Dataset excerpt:
_ _ _

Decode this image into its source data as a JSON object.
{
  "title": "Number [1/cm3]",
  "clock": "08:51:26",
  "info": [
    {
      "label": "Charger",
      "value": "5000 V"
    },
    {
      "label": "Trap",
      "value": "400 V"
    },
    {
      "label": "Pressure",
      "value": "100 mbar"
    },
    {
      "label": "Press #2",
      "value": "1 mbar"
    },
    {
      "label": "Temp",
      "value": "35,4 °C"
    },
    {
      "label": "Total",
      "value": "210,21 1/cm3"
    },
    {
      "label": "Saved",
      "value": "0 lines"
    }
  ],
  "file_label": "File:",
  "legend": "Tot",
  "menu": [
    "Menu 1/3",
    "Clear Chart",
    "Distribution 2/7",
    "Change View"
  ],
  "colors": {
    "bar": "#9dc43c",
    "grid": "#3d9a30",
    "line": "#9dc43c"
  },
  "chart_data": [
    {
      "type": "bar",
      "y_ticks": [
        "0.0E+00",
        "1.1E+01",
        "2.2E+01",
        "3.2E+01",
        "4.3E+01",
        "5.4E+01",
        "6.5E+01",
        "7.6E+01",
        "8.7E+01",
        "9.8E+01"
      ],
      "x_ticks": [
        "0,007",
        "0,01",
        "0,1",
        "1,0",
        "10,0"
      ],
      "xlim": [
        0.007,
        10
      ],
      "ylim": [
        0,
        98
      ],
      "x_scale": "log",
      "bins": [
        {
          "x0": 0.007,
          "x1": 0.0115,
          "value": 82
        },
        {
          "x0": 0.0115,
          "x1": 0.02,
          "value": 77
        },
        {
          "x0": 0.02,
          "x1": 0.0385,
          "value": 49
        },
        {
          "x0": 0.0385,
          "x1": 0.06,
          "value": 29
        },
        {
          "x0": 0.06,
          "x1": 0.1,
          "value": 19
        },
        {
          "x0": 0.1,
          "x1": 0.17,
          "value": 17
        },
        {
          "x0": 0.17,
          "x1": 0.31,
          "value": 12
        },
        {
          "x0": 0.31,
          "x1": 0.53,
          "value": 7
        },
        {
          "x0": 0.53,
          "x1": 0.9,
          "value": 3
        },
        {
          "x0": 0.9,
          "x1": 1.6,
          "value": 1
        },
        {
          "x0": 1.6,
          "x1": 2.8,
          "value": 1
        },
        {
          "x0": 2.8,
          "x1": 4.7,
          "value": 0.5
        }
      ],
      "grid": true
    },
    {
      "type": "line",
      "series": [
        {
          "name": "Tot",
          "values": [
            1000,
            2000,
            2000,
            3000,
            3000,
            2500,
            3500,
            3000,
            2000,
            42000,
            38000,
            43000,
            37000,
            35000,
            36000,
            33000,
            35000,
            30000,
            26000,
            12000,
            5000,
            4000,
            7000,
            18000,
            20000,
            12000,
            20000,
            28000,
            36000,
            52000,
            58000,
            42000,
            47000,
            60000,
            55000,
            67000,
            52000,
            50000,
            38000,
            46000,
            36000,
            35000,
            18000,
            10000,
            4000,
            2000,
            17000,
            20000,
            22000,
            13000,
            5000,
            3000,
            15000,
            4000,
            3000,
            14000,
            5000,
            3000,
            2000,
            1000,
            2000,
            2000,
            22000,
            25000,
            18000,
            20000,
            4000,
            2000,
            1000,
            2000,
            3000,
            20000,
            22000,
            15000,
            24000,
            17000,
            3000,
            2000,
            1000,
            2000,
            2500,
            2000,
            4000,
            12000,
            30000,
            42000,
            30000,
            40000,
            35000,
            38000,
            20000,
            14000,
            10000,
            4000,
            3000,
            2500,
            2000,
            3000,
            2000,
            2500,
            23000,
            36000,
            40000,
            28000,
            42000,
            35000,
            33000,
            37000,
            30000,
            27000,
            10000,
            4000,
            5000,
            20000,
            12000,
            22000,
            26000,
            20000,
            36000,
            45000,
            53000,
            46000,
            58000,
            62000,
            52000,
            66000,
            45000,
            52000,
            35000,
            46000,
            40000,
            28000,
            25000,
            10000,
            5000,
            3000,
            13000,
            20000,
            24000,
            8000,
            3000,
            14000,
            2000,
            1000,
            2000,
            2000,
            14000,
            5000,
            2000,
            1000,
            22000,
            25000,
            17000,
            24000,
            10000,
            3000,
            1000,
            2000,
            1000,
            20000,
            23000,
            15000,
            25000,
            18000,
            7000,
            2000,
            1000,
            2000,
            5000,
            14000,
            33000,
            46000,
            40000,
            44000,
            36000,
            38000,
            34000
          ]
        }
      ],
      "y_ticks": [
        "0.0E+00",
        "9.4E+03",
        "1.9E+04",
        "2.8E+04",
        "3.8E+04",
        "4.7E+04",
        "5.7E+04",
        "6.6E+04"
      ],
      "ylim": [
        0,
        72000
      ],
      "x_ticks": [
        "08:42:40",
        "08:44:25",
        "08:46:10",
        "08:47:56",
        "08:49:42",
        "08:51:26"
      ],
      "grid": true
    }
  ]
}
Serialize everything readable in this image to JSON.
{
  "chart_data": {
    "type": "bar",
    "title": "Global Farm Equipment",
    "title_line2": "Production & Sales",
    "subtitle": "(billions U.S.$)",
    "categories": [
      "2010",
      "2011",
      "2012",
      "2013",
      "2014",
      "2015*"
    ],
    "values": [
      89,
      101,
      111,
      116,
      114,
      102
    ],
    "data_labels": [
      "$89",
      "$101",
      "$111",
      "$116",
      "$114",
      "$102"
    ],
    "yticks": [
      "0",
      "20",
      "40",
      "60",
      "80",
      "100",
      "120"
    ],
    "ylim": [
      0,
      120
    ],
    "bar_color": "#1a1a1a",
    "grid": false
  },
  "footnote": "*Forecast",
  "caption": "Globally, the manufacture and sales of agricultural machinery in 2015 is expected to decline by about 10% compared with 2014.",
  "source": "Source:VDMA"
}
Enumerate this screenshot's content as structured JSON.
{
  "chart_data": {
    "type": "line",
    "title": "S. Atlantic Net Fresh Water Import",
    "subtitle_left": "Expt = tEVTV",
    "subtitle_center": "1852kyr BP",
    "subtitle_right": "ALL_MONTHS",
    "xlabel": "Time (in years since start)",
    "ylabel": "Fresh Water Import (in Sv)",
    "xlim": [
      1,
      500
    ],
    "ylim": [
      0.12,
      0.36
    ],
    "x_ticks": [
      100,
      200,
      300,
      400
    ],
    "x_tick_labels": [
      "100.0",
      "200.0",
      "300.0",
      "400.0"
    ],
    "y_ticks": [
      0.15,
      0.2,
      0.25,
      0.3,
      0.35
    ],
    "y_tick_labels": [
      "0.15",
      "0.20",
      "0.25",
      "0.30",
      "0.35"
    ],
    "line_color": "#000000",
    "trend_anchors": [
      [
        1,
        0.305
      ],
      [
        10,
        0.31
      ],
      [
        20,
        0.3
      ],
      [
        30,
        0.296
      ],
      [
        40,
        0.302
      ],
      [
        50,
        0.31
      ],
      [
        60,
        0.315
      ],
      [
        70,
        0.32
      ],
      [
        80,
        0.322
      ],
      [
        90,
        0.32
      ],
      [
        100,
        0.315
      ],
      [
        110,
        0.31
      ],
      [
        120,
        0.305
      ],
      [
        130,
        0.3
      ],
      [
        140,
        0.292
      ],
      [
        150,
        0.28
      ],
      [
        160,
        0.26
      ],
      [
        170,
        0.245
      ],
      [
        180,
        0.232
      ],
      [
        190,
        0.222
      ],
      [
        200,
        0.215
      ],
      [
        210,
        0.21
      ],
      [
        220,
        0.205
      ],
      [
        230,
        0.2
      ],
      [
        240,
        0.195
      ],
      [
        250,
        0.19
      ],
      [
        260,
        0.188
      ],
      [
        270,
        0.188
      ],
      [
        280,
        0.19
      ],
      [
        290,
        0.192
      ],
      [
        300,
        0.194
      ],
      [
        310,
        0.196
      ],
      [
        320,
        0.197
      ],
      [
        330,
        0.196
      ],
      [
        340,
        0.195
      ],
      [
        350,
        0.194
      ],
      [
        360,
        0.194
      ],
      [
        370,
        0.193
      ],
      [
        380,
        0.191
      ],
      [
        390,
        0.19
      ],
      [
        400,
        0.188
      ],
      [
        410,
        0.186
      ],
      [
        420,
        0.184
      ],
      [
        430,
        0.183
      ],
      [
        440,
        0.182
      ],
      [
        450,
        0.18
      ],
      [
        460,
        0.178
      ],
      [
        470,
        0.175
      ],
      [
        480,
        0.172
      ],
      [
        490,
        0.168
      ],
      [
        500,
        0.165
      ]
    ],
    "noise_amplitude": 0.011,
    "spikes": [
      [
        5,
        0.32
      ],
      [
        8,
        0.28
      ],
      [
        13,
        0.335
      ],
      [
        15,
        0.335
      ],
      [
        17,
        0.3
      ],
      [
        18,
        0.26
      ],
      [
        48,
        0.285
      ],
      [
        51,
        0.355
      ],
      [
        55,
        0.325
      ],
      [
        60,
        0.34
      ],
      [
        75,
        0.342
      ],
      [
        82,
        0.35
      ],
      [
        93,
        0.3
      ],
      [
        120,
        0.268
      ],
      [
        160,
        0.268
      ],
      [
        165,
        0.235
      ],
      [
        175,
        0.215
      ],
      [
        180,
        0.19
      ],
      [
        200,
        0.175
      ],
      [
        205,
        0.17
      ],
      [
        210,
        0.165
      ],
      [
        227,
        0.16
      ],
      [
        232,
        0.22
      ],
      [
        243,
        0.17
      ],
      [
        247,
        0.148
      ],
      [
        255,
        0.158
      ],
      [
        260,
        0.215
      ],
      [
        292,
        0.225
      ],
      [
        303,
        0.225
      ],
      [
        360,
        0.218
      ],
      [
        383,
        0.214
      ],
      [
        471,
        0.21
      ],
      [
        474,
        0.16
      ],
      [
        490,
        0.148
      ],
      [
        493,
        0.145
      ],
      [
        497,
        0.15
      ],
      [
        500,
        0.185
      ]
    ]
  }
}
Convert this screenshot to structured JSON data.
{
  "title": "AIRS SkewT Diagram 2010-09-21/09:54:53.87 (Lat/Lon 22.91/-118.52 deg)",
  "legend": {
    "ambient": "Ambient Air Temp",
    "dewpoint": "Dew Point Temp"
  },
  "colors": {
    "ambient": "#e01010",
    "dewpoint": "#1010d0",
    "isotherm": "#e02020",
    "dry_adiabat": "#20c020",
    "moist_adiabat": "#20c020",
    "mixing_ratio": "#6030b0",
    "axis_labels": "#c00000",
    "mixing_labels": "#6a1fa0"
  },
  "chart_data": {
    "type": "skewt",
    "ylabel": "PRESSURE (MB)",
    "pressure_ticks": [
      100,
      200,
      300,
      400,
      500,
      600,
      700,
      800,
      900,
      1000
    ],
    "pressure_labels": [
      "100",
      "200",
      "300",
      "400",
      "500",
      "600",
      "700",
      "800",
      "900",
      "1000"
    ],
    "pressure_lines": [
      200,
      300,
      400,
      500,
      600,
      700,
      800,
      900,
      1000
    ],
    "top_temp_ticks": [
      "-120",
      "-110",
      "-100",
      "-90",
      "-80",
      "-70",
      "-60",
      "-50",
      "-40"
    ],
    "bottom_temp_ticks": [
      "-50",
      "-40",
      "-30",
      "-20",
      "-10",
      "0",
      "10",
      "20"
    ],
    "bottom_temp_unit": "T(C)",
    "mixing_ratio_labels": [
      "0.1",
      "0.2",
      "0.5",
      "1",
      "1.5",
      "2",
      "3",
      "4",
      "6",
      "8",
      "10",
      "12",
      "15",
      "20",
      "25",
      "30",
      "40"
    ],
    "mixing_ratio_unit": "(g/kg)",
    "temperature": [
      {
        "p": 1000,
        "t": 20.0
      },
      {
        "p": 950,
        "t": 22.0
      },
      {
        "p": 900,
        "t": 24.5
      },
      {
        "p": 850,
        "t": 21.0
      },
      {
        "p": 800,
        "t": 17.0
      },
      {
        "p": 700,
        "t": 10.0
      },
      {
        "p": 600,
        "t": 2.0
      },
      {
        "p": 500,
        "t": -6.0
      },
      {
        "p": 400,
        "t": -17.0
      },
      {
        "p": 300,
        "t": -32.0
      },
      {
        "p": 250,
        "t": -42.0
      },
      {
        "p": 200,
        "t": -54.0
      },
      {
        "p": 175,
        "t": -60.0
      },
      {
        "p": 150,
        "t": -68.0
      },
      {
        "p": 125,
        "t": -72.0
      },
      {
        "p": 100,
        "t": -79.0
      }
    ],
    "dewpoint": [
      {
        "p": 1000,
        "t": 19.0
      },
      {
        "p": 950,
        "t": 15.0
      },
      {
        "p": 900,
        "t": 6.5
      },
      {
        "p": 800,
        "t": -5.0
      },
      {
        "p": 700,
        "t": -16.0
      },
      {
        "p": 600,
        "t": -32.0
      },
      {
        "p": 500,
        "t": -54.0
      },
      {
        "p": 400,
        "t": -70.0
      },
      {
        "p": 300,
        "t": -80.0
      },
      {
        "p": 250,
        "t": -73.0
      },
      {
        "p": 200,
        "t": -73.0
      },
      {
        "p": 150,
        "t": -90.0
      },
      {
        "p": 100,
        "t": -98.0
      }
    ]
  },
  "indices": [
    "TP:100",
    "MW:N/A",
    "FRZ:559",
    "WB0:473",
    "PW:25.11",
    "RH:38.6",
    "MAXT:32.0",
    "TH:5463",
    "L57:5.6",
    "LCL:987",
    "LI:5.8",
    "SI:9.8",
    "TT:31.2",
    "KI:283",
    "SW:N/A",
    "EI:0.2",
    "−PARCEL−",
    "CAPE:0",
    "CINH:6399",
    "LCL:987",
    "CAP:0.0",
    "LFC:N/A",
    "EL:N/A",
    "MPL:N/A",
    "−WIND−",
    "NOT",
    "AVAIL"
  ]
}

_ _ _

--- What to work on ---
Count the lines of the data that contain the string "type", and reply with that number alone.

--- Response to the exercise ---
5